**Requirements:**
Identify every line in the records below that contains the word "JSON", and copy each of those lines.

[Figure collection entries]
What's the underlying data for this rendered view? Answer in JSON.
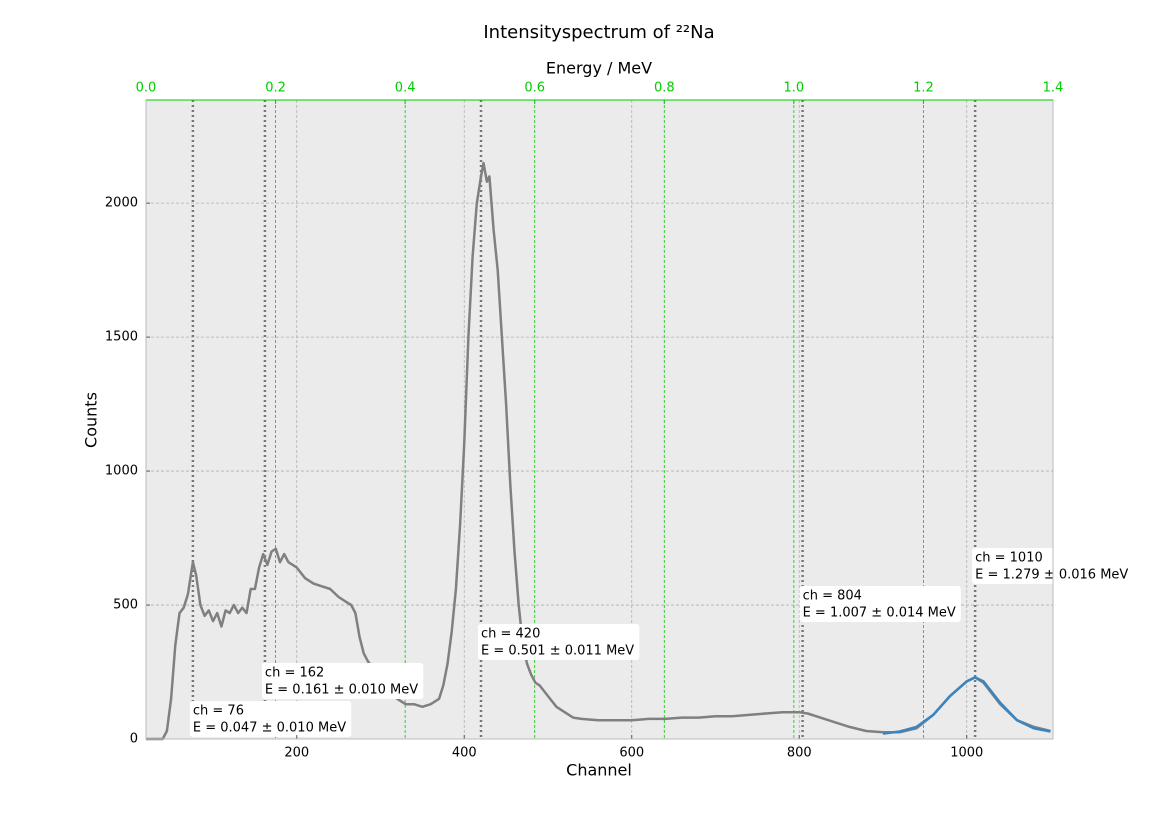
{
  "chart_data": {
    "type": "line",
    "title": "Intensityspectrum of ²²Na",
    "x_label": "Channel",
    "y_label": "Counts",
    "x2_label": "Energy / MeV",
    "xlim": [
      20,
      1103
    ],
    "xticks": [
      200,
      400,
      600,
      800,
      1000
    ],
    "ylim": [
      0,
      2385
    ],
    "yticks": [
      0,
      500,
      1000,
      1500,
      2000
    ],
    "x2lim": [
      0,
      1.4
    ],
    "x2ticks": [
      {
        "value": 0,
        "label": "0.0"
      },
      0.2,
      0.4,
      0.6,
      0.8,
      {
        "value": 1,
        "label": "1.0"
      },
      1.2,
      1.4
    ],
    "x2_color": "#00cc00",
    "grid": true,
    "series": [
      {
        "color": "#808080",
        "x": [
          20,
          30,
          40,
          45,
          50,
          55,
          60,
          65,
          70,
          74,
          76,
          80,
          85,
          90,
          95,
          100,
          105,
          110,
          115,
          120,
          125,
          130,
          135,
          140,
          145,
          150,
          155,
          160,
          165,
          170,
          175,
          180,
          185,
          190,
          195,
          200,
          210,
          220,
          230,
          240,
          250,
          260,
          265,
          270,
          275,
          280,
          285,
          290,
          300,
          310,
          320,
          330,
          340,
          350,
          360,
          370,
          375,
          380,
          385,
          390,
          395,
          400,
          405,
          410,
          415,
          420,
          423,
          427,
          430,
          435,
          440,
          445,
          450,
          455,
          460,
          465,
          470,
          475,
          480,
          485,
          490,
          500,
          510,
          520,
          530,
          540,
          560,
          580,
          600,
          620,
          640,
          660,
          680,
          700,
          720,
          740,
          760,
          780,
          800,
          810,
          820,
          840,
          860,
          880,
          900,
          920,
          940,
          960,
          980,
          1000,
          1010,
          1020,
          1040,
          1060,
          1080,
          1100
        ],
        "values": [
          0,
          0,
          0,
          30,
          150,
          350,
          470,
          490,
          540,
          620,
          660,
          610,
          500,
          460,
          480,
          440,
          470,
          420,
          480,
          470,
          500,
          470,
          490,
          470,
          560,
          560,
          640,
          690,
          650,
          700,
          710,
          660,
          690,
          660,
          650,
          640,
          600,
          580,
          570,
          560,
          530,
          510,
          500,
          470,
          380,
          320,
          290,
          270,
          220,
          180,
          150,
          130,
          130,
          120,
          130,
          150,
          200,
          280,
          400,
          560,
          800,
          1100,
          1500,
          1800,
          2000,
          2100,
          2150,
          2080,
          2100,
          1900,
          1750,
          1500,
          1250,
          950,
          700,
          500,
          350,
          280,
          240,
          210,
          200,
          160,
          120,
          100,
          80,
          75,
          70,
          70,
          70,
          75,
          75,
          80,
          80,
          85,
          85,
          90,
          95,
          100,
          100,
          95,
          85,
          65,
          45,
          30,
          25,
          25,
          40,
          90,
          160,
          215,
          230,
          210,
          130,
          70,
          45,
          30
        ]
      },
      {
        "color": "#3a85c0",
        "x": [
          900,
          920,
          940,
          960,
          980,
          1000,
          1010,
          1020,
          1040,
          1060,
          1080,
          1100
        ],
        "values": [
          20,
          28,
          45,
          90,
          160,
          215,
          230,
          215,
          135,
          70,
          40,
          28
        ]
      }
    ],
    "annotations": [
      {
        "channel": 76,
        "label": "ch = 76",
        "energy_label": "E  = 0.047 ± 0.010 MeV"
      },
      {
        "channel": 162,
        "label": "ch = 162",
        "energy_label": "E  = 0.161 ± 0.010 MeV"
      },
      {
        "channel": 420,
        "label": "ch = 420",
        "energy_label": "E  = 0.501 ± 0.011 MeV"
      },
      {
        "channel": 804,
        "label": "ch = 804",
        "energy_label": "E  = 1.007 ± 0.014 MeV"
      },
      {
        "channel": 1010,
        "label": "ch = 1010",
        "energy_label": "E  = 1.279 ± 0.016 MeV"
      }
    ]
  }
}
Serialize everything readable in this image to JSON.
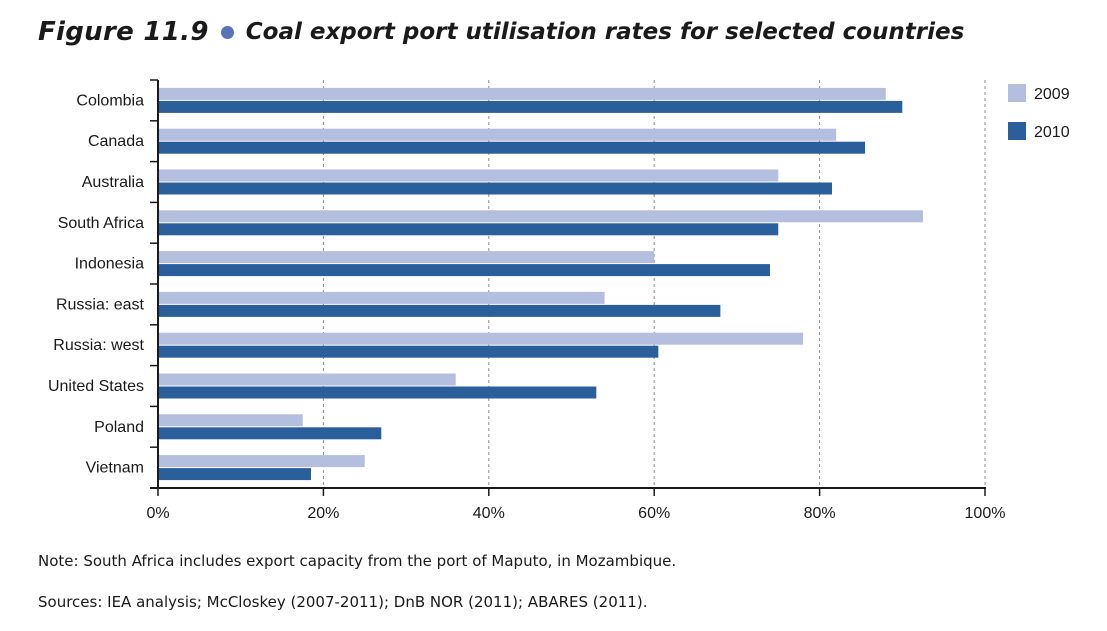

**Answer for the task:**
What's the underlying data for this rendered view? Answer in JSON.
Serialize everything readable in this image to JSON.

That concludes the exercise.